__Request__
Using the data below, copy each line that includes the word "sealed".

## start Entries provided

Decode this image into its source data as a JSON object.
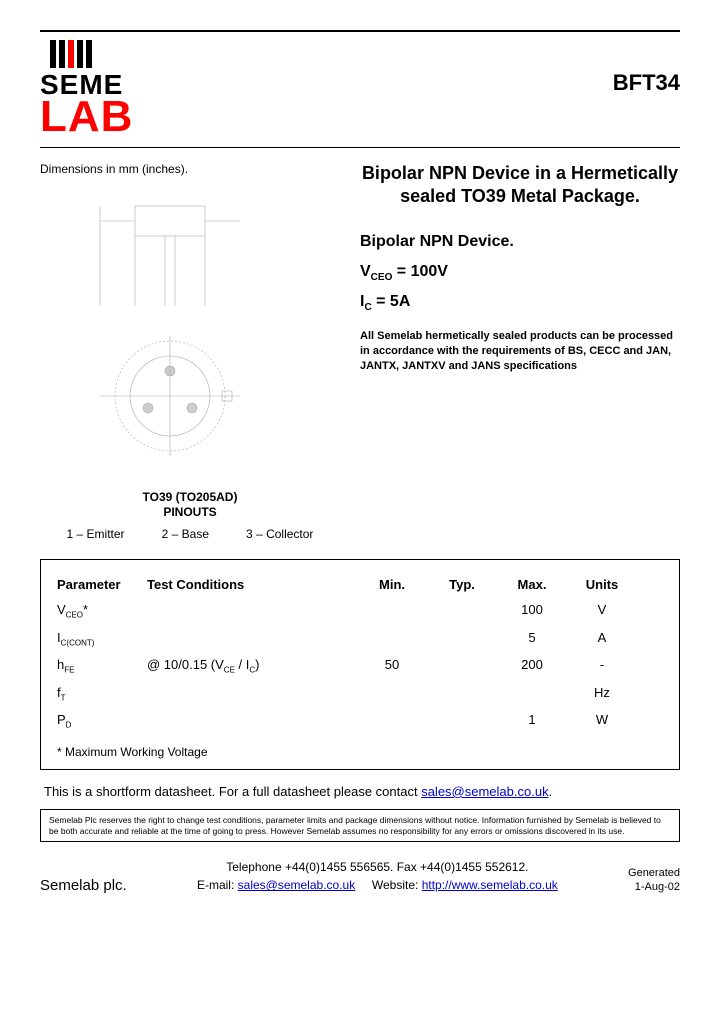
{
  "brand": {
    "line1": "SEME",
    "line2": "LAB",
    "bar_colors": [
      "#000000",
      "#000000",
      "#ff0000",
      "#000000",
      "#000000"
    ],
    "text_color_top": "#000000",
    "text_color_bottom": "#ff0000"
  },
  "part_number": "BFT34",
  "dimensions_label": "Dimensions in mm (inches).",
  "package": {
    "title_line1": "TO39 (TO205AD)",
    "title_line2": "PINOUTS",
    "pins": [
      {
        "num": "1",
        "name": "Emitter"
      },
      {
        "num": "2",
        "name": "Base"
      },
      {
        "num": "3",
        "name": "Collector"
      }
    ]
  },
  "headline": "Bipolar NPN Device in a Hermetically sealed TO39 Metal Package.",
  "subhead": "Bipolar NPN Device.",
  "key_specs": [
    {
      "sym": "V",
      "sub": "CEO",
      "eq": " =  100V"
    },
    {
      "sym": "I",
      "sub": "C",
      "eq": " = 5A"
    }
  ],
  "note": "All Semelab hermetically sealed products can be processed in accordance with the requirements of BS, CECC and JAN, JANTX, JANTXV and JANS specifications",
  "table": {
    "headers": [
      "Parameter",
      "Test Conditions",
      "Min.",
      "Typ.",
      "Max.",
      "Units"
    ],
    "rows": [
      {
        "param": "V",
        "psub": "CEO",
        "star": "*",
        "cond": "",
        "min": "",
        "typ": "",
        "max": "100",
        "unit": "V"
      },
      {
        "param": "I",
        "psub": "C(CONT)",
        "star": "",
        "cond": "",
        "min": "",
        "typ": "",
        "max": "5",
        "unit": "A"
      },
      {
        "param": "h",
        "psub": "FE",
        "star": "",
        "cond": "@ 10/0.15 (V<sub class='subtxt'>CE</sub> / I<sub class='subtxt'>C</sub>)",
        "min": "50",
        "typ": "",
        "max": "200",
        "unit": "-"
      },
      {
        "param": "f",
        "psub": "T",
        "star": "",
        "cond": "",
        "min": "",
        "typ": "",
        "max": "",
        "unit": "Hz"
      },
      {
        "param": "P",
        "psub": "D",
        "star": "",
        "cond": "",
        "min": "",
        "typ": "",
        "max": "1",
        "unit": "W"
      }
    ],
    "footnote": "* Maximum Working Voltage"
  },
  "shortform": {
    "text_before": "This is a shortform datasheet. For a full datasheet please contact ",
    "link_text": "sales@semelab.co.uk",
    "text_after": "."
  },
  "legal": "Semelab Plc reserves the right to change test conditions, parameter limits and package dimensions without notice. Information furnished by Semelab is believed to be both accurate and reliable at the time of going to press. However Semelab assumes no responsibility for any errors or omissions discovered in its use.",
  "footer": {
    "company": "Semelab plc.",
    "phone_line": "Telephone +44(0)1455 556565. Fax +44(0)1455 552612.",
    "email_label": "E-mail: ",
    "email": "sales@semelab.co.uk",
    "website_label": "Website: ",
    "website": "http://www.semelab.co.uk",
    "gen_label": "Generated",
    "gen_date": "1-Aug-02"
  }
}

## end Entries provided
## start Entries provided

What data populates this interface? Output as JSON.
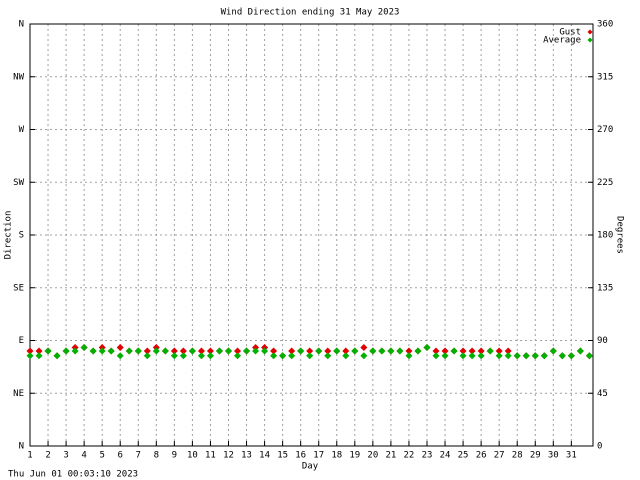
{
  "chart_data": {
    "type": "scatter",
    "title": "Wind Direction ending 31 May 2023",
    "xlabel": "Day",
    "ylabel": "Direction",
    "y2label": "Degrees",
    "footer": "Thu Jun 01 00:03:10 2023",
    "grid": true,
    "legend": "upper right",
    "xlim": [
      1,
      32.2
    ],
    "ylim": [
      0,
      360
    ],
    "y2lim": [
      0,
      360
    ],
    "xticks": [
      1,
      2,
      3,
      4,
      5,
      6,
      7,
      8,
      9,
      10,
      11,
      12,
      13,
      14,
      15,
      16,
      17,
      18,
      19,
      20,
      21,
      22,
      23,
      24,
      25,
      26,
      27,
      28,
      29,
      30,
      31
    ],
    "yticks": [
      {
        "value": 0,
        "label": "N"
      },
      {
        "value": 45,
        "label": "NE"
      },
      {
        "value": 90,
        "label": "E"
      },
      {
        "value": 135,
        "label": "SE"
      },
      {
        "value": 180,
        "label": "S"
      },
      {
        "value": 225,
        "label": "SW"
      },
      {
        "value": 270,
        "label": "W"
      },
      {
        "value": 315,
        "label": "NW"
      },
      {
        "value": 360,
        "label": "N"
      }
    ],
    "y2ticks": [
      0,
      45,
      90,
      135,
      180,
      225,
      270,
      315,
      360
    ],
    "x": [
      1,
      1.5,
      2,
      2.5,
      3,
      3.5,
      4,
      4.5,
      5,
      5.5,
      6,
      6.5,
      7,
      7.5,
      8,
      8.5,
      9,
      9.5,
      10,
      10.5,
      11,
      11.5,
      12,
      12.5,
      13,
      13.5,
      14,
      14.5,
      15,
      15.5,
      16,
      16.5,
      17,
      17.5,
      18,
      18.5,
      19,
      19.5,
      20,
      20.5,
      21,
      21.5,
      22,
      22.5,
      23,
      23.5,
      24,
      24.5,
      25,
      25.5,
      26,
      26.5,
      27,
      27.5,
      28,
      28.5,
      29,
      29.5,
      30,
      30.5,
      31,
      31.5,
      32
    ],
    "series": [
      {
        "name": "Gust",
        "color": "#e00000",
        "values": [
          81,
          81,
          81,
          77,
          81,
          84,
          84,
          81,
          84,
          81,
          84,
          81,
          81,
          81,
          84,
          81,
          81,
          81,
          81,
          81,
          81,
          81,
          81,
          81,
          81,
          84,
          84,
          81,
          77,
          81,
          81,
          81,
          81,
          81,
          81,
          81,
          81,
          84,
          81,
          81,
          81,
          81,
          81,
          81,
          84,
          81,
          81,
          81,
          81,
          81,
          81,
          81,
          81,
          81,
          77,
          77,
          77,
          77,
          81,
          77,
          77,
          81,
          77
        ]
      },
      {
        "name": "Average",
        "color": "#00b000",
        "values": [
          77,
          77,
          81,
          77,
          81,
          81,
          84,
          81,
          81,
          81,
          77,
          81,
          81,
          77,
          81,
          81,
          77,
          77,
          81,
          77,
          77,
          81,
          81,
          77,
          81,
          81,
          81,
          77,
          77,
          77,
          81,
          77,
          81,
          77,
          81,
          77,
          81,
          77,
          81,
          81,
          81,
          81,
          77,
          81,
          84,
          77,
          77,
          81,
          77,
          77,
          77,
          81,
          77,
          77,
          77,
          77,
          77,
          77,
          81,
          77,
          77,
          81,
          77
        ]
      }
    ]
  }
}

## end Entries provided
## start Entries provided

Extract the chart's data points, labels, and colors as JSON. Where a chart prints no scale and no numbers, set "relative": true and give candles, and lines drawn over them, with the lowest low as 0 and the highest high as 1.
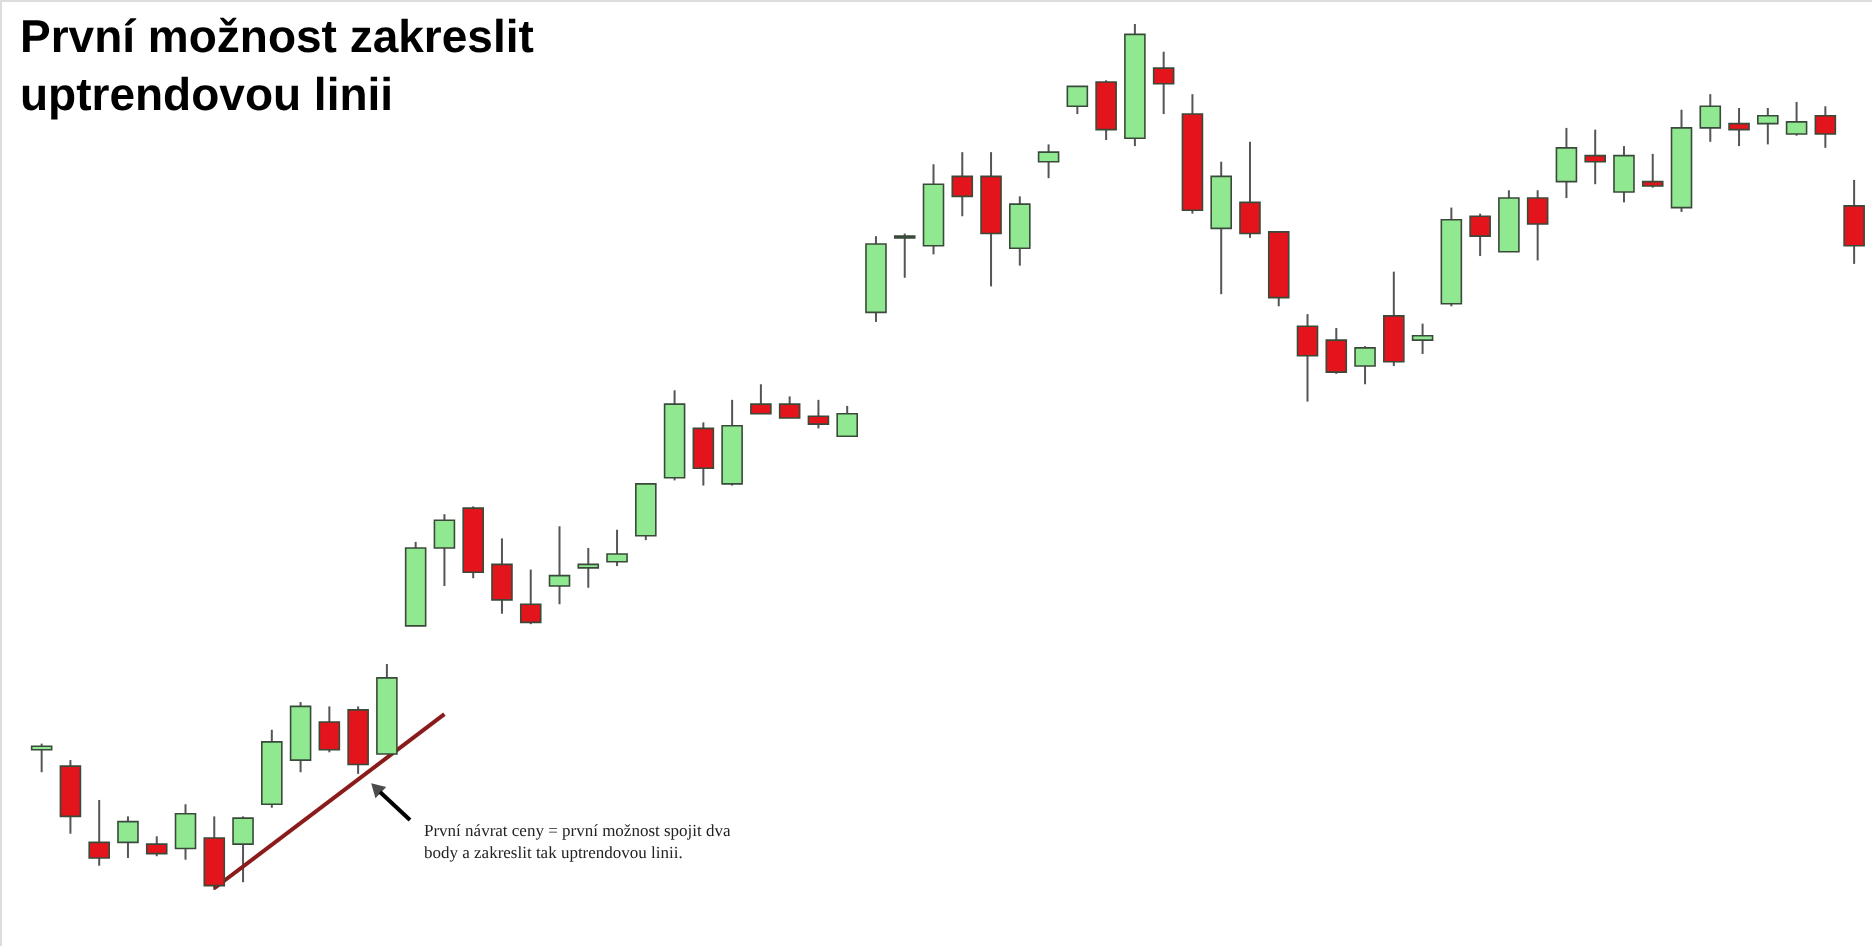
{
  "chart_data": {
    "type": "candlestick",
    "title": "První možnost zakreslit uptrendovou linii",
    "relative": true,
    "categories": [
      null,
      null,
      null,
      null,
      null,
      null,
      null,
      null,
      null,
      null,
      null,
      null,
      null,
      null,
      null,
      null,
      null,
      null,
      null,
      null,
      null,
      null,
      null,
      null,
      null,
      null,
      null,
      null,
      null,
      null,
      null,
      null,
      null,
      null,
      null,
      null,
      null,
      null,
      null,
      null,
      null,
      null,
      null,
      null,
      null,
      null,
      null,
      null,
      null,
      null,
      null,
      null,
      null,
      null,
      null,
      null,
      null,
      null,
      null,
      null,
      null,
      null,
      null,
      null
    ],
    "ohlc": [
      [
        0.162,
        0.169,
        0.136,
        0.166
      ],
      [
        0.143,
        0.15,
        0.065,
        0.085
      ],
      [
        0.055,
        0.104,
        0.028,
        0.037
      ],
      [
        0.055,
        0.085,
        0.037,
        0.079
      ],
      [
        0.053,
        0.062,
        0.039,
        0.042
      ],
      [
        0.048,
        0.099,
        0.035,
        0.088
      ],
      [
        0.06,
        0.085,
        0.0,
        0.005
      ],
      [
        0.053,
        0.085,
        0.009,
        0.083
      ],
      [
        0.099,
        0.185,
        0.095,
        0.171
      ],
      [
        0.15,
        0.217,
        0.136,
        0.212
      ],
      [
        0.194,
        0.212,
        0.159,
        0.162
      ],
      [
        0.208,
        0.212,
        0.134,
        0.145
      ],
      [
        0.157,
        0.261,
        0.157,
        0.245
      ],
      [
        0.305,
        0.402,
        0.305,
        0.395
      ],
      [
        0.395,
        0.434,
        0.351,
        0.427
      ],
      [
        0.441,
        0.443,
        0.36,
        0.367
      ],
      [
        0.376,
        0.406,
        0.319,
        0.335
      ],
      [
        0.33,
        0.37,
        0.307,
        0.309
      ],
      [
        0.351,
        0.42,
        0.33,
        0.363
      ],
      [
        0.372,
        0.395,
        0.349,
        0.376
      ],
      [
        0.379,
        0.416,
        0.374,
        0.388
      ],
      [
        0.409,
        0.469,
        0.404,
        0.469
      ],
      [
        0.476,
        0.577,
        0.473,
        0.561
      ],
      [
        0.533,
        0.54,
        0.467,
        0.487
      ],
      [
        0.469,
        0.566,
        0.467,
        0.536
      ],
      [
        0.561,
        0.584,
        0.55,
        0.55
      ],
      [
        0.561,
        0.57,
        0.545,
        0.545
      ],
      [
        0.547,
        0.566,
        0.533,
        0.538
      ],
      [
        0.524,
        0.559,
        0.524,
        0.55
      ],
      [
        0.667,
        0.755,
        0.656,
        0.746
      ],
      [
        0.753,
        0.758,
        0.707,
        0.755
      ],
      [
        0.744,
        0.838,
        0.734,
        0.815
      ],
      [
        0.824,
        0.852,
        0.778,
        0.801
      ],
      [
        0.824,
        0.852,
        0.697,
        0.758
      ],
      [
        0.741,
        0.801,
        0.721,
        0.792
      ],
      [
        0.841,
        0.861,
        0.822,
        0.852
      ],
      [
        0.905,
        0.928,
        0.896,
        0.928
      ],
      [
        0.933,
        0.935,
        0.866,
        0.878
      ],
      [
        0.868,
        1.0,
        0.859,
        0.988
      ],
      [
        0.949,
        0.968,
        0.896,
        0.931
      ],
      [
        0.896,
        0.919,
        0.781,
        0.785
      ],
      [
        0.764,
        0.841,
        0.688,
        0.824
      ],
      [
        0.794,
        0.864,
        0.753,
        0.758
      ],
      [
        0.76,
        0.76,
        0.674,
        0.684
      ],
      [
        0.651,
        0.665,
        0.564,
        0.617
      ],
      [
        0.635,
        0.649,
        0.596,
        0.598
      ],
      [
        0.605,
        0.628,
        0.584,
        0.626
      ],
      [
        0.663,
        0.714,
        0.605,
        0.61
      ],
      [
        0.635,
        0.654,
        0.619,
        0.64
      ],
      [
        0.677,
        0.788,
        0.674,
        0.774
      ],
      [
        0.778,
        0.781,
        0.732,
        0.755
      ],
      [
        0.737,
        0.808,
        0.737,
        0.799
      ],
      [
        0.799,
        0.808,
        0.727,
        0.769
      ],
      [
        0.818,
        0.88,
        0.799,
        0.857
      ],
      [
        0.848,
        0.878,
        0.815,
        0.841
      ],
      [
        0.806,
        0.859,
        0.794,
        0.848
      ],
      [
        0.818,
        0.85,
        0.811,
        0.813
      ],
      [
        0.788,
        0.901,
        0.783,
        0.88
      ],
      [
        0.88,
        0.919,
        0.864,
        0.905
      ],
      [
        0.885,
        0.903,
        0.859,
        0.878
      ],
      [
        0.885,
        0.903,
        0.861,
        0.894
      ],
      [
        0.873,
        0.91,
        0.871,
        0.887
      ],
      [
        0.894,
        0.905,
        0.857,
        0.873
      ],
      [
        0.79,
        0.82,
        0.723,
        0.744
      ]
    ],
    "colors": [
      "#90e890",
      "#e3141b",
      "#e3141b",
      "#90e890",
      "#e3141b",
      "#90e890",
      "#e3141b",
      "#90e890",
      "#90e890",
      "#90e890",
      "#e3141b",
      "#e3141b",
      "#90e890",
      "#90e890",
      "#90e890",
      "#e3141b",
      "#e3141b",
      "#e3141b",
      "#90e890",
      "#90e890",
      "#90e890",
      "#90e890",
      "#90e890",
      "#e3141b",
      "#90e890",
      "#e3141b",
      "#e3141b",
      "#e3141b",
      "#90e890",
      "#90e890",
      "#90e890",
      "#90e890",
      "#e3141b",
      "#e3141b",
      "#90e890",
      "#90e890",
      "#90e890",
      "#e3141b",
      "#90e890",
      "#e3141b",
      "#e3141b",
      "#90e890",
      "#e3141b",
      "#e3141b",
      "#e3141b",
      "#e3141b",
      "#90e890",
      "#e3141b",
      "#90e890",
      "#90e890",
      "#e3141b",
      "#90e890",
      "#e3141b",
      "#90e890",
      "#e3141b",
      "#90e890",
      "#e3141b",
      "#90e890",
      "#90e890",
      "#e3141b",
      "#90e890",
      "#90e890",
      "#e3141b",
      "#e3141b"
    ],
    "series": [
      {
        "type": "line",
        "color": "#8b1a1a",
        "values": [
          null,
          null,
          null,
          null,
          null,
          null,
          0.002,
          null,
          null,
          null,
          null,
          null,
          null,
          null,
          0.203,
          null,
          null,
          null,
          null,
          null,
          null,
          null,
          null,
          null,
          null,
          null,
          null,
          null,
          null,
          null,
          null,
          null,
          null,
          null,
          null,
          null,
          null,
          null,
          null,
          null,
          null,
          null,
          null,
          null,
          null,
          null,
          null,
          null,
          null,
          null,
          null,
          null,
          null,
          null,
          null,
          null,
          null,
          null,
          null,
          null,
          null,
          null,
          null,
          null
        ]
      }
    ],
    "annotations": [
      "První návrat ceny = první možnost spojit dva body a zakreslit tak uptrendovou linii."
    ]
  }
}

## end Entries provided

__Exercise solution__
  "headline": "Bipolar NPN Device in a Hermetically sealed TO39 Metal Package.",
  "note": "All Semelab hermetically sealed products can be processed in accordance with the requirements of BS, CECC and JAN, JANTX, JANTXV and JANS specifications",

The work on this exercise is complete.